# [QUOTED PASSAGE]
"""

Background/aims: Human Equilibrative Nucleoside Transporters 1 (hENT1) gene is involving in mediating nucleosides and nucleoside analog drugs across the plasma membrane, and may affect the chemotherapeutical efficacy. We explored the relationship between hENT1 expression and 5-fluorouracil (5-FU) response in pancreatic cancer cell line.
Methodology: A siRNA expression vector (pSilencer4.1-hENT1-shRNA) was constructed and stably transfected into human pancreatic cancer cell line (Panc-1). The downregulation of hENT1 expression was confirmed by RT-PCR and Western blot. MTT, flow cytometry and 5-FU anti-tumor activity in nude mice were used to evaluate the cells phenotype changes in vitro and in vivo.
Results: We established a stably transfected cell line (pSilence-hENT1-Panc-1) in which the expression of hENT1 gene was downregulated. The shRNA transfection itself did not affect the cells proliferation, cell cycle and tumorigenicity in vivo. However, when the cells were treated with 5-FU, cells viability and IC50 value of 5-FU was significantly reduced in the transfected cells, and cell cycle of pSilence-hENT1-Panc-1 was arrest in G0/G1. Furthermore, the volume of xenograft diminished significantly after 5-FU daily chemotherapy in mice inoculated with transfected cells.
Conclusion: The hENT1 gene specific downregulation by RNAi enhanced 5-FU chemosensitivity in pancreatic cancer cell line Panc-1.

"""

# [DIRECTIONS]
In the abstract, reproduce the part that opens with the words "Methodology: A siRNA" and closes with "and in vivo.", swapping "Western blot" for "immunoblotting".

(Data items)
"""

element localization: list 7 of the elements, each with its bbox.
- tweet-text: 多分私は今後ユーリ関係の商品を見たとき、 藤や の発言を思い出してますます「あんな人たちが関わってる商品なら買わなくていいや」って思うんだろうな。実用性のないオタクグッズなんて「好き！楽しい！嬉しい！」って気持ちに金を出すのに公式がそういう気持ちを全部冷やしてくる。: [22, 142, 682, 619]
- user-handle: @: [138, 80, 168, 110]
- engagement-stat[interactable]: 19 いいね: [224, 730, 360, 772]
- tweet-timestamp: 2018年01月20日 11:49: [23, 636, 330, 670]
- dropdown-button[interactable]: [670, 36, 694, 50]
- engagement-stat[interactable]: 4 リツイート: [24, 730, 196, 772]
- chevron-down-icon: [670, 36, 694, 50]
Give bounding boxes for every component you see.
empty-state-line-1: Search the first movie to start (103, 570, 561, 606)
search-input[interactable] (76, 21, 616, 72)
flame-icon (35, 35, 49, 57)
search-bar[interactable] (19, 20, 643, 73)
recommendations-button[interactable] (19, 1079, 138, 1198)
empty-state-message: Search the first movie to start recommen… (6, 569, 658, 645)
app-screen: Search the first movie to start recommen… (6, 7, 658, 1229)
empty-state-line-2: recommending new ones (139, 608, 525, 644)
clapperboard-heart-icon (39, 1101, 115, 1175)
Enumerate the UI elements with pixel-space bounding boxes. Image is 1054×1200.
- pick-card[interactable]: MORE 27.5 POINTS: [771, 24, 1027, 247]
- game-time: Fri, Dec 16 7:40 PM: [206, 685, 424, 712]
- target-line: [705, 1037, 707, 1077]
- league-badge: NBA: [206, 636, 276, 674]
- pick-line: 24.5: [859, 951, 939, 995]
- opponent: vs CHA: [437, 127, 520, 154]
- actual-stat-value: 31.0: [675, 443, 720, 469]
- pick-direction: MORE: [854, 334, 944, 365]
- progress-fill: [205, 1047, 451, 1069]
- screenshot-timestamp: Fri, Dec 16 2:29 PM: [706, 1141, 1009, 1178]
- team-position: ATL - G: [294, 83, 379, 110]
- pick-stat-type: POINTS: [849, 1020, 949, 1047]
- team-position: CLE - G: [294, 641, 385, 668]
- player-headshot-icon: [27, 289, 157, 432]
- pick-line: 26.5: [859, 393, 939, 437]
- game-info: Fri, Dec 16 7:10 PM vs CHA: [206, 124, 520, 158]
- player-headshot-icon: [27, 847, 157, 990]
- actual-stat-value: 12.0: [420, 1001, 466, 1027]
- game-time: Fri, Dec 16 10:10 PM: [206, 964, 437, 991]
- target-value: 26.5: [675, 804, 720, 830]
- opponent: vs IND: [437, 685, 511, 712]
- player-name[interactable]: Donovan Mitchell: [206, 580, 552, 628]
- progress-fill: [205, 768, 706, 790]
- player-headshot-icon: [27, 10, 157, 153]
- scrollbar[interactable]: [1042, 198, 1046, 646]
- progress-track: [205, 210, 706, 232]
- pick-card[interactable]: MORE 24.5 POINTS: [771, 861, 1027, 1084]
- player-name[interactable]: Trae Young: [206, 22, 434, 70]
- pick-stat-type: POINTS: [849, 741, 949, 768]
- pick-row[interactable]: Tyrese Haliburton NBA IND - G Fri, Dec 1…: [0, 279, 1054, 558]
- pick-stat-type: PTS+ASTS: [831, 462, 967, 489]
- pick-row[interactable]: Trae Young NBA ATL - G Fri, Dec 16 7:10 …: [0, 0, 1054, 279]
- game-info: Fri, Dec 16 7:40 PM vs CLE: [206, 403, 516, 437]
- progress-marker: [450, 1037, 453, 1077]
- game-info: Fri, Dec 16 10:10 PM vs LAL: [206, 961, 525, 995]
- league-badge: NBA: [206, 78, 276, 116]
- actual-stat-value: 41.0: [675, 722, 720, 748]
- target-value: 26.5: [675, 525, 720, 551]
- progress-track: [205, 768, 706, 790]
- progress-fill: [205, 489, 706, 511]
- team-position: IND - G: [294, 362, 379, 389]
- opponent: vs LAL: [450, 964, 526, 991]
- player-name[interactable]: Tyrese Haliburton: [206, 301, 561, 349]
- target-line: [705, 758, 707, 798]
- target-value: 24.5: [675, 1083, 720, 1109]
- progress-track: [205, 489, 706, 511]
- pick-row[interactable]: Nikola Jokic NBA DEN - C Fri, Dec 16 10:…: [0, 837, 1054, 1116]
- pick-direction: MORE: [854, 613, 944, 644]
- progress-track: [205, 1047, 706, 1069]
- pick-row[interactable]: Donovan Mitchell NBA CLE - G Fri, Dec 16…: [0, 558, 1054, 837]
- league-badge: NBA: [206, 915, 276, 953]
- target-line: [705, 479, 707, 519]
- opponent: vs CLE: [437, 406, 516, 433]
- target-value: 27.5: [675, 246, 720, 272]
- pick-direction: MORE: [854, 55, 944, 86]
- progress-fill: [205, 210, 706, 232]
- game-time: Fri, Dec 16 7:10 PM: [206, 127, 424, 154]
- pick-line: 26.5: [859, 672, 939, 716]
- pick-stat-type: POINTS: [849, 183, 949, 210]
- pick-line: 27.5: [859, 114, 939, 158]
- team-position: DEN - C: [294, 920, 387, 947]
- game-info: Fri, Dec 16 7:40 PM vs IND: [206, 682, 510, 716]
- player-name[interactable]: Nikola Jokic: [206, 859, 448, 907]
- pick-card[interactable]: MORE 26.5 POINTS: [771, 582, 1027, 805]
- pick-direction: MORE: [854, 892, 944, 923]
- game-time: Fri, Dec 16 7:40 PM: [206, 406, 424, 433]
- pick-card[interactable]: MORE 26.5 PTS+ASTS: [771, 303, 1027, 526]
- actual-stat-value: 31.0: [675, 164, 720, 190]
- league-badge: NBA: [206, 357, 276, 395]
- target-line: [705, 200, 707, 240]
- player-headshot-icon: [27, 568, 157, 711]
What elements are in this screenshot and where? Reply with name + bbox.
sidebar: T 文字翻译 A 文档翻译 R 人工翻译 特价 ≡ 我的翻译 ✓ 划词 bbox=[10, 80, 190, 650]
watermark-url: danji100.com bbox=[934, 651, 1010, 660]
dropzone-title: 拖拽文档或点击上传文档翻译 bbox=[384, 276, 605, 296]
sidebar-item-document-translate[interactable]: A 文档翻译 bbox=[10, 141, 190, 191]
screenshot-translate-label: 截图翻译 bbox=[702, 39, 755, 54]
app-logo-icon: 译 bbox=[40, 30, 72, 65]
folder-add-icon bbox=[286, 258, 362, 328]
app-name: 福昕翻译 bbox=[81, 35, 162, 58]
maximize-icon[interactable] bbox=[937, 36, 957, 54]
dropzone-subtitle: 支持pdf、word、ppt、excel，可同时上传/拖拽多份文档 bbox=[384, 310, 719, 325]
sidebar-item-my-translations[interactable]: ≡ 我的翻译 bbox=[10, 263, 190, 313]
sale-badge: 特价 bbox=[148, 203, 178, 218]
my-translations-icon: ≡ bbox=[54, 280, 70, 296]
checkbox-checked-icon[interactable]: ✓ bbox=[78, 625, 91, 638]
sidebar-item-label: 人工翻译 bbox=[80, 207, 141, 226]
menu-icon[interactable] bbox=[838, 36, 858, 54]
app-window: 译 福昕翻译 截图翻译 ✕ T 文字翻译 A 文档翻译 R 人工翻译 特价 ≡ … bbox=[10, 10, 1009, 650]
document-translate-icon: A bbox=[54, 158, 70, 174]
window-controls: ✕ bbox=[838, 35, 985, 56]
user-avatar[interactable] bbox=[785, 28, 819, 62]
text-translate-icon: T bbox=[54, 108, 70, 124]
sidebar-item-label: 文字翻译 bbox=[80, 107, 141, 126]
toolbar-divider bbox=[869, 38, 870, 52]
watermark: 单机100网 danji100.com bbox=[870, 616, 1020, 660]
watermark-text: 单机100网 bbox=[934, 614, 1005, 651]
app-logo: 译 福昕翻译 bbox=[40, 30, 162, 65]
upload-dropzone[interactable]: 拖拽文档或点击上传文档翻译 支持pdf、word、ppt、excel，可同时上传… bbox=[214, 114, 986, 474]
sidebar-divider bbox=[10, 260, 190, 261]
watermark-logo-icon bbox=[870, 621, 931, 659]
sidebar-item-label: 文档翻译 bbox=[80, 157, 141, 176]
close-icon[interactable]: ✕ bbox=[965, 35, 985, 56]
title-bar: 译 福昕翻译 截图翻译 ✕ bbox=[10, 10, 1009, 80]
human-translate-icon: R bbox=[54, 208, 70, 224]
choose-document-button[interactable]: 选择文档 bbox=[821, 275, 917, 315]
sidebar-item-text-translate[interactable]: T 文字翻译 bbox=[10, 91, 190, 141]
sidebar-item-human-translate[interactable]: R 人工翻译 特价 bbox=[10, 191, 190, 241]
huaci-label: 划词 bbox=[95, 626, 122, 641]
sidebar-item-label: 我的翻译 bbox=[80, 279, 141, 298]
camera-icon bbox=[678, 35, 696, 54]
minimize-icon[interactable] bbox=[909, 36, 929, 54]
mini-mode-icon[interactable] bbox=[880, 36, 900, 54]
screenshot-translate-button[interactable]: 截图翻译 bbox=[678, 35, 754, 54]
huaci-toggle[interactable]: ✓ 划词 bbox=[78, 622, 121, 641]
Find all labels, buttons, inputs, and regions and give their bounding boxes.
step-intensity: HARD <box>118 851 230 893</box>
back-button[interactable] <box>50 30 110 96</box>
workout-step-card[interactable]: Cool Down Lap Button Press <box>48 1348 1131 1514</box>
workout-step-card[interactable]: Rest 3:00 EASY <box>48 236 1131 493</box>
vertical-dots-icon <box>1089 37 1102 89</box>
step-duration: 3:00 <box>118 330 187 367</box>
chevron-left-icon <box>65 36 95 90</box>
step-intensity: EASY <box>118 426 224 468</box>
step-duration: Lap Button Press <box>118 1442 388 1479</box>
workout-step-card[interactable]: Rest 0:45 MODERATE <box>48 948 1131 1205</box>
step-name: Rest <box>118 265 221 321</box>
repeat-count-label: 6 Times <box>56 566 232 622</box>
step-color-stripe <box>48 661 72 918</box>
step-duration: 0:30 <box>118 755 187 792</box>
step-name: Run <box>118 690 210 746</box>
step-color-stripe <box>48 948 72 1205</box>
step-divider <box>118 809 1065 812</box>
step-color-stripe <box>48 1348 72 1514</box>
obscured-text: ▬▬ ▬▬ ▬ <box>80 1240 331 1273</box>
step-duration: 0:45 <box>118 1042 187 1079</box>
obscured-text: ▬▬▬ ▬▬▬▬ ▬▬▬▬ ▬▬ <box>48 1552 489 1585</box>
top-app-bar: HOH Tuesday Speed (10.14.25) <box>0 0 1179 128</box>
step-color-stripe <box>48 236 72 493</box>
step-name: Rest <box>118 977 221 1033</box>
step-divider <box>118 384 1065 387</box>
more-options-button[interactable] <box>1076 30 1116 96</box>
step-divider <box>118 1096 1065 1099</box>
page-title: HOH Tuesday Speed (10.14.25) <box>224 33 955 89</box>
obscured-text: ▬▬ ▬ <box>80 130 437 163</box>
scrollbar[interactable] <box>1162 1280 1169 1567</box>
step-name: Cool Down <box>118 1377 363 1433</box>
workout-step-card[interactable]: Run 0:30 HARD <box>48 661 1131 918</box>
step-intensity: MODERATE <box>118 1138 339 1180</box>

"""

# [SOLUTION FOR THIS TASK]
Methodology: A siRNA expression vector (pSilencer4.1-hENT1-shRNA) was constructed and stably transfected into human pancreatic cancer cell line (Panc-1). The downregulation of hENT1 expression was confirmed by RT-PCR and immunoblotting. MTT, flow cytometry and 5-FU anti-tumor activity in nude mice were used to evaluate the cells phenotype changes in vitro and in vivo.